-- SOURCE DATA start --

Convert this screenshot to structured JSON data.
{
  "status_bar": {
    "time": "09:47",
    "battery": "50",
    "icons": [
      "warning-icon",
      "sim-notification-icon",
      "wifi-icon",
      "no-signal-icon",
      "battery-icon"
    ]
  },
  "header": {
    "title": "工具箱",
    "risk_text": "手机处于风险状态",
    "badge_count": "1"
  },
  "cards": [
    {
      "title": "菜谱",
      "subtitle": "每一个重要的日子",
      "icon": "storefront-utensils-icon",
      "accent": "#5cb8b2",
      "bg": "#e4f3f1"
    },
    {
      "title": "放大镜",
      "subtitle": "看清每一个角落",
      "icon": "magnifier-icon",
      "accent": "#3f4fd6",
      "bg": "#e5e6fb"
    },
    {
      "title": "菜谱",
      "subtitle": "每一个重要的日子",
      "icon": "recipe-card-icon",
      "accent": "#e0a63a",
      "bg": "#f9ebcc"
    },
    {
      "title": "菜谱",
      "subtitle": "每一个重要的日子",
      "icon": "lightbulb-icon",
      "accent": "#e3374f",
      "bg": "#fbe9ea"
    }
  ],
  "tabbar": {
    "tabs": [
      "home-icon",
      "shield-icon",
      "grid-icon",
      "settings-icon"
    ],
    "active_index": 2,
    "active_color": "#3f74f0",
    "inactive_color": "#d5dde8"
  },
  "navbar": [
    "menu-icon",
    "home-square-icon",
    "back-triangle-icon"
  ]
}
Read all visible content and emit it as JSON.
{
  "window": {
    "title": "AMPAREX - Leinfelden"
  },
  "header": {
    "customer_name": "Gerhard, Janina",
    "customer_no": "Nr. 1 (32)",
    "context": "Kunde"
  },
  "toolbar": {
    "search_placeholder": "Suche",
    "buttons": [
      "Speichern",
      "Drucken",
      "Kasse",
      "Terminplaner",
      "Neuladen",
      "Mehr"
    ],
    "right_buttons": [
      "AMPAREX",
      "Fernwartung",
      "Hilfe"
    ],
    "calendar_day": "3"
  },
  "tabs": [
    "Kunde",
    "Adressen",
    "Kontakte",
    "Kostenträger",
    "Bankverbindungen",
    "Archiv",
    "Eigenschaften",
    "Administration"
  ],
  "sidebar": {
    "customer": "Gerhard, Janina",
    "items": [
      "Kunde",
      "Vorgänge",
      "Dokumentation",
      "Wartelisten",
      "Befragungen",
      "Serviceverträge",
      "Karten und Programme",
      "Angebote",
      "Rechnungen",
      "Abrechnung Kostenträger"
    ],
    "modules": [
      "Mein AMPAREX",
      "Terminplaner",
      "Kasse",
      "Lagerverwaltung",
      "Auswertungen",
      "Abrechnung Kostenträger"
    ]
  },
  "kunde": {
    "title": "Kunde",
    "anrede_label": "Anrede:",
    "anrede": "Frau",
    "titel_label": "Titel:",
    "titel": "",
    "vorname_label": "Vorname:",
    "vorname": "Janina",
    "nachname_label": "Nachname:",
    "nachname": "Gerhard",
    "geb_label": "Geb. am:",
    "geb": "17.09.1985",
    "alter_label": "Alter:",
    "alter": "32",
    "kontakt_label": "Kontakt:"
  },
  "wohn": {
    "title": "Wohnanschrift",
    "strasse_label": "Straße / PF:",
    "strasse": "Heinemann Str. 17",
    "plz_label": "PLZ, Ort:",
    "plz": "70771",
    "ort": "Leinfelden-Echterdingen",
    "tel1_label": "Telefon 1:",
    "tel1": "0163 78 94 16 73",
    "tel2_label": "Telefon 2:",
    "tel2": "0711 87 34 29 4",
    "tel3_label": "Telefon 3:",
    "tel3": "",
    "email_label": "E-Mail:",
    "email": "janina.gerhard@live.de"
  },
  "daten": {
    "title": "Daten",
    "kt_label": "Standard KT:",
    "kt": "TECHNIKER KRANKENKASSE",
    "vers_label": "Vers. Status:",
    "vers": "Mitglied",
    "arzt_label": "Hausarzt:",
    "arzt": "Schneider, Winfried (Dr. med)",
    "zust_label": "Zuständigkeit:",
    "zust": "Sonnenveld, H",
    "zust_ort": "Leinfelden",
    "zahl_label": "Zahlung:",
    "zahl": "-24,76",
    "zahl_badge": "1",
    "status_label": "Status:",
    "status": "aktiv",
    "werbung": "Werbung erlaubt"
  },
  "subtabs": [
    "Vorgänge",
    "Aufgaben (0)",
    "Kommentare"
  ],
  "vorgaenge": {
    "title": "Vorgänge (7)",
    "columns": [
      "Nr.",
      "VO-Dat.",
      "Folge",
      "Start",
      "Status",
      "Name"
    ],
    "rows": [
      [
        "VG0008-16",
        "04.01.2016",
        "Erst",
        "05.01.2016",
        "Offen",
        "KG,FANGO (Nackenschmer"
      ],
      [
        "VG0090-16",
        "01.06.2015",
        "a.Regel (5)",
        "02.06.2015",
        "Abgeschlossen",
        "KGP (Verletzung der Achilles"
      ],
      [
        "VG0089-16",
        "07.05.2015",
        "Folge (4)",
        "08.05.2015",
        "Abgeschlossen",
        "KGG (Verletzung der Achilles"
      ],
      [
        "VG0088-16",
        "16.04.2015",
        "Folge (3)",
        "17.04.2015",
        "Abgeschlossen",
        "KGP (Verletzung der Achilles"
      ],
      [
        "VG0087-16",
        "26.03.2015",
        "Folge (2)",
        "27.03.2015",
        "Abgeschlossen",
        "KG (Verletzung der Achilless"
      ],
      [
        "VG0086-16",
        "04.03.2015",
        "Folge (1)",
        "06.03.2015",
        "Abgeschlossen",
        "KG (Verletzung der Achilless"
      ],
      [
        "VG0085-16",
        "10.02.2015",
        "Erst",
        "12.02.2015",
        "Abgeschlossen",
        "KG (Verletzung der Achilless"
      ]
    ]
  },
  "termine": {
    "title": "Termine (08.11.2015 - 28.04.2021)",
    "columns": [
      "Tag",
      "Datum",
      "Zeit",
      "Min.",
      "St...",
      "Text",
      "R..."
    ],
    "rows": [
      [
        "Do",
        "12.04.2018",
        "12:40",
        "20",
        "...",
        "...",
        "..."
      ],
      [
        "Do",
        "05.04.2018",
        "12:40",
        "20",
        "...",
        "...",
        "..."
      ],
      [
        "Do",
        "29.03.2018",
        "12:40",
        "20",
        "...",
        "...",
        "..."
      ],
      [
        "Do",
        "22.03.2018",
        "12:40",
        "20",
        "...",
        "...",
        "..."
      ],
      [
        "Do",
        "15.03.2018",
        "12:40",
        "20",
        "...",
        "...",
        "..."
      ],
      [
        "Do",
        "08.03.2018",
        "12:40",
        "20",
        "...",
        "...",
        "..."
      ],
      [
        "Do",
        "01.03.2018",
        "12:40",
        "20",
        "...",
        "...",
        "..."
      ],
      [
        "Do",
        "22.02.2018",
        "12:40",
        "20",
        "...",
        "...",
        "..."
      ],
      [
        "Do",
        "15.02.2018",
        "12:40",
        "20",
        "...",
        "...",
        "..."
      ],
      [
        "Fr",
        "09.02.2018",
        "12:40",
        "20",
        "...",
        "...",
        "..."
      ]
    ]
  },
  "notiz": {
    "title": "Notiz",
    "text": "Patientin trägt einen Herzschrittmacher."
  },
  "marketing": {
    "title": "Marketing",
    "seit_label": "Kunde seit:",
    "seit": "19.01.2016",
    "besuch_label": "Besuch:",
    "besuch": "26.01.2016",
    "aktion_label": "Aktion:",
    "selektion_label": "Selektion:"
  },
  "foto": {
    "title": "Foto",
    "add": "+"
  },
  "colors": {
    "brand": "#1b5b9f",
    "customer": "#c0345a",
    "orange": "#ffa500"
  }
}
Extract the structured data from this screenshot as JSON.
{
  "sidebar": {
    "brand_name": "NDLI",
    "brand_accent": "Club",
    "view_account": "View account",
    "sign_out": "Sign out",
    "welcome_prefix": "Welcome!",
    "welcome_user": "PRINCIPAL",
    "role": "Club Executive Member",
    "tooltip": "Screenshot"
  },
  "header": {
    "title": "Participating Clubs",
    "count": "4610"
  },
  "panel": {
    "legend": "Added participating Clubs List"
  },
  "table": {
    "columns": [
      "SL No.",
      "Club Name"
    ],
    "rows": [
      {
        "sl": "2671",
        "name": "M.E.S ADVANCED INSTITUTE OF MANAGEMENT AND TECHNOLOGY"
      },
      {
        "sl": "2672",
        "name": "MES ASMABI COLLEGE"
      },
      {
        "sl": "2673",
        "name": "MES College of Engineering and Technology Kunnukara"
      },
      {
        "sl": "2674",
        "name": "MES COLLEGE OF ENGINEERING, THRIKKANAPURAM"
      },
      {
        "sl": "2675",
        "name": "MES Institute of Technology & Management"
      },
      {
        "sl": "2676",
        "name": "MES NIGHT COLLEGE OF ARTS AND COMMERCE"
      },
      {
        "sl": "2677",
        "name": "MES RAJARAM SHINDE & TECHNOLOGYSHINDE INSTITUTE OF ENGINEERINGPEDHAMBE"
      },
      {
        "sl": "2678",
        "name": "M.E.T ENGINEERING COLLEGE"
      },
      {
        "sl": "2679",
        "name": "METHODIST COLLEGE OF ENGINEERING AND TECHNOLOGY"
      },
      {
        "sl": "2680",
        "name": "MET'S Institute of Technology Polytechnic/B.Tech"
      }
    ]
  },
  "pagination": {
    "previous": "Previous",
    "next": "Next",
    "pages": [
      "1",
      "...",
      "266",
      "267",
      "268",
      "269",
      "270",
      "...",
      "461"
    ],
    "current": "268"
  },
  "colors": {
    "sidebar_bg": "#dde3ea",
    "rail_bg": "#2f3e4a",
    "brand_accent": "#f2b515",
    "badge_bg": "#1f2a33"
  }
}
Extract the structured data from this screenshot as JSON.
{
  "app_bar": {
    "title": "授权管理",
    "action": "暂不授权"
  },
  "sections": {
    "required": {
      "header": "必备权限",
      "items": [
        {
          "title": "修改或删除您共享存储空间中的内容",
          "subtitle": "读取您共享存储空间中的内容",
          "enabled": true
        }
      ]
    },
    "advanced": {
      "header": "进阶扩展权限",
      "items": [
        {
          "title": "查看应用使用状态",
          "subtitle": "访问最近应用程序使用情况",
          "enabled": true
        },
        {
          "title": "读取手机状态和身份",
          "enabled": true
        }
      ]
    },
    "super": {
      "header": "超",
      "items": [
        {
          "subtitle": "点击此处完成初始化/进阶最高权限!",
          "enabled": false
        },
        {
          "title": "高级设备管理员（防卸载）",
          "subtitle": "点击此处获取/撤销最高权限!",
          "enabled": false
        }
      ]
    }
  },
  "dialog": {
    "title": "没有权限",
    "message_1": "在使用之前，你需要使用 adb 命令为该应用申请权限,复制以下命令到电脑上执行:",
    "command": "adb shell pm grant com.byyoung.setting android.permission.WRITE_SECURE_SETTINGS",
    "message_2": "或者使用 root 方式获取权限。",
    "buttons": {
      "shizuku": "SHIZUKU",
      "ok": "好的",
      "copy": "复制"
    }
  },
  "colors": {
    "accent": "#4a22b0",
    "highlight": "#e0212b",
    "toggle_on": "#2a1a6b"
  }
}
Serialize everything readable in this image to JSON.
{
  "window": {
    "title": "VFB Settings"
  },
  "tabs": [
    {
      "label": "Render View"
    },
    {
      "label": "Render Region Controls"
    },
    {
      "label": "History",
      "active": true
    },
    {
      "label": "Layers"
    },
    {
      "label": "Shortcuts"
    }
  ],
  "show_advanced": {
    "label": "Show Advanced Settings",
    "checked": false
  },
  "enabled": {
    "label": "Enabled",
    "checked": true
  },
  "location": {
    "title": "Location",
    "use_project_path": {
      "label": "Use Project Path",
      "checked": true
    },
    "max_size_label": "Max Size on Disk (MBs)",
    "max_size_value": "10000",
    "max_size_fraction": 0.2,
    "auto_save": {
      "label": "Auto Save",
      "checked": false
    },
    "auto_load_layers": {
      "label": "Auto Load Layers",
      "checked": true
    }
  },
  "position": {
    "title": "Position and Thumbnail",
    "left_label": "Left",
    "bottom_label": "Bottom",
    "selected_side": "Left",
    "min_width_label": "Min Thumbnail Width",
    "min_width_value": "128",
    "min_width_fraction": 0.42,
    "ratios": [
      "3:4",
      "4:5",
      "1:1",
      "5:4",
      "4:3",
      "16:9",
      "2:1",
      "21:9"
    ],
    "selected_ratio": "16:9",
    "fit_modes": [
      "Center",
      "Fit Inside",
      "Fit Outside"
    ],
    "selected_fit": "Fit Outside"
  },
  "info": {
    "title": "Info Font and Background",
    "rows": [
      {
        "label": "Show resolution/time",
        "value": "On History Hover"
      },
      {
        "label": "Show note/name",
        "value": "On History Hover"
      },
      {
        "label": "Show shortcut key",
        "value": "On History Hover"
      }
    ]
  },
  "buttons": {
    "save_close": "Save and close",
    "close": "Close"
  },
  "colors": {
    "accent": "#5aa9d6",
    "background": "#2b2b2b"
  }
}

-- SOURCE DATA end --

#### TASK REQUIREMENTS
Your answer should be a single number: the count of lines containing the word "Outside".

#### OUTPUT FOR THIS TASK
2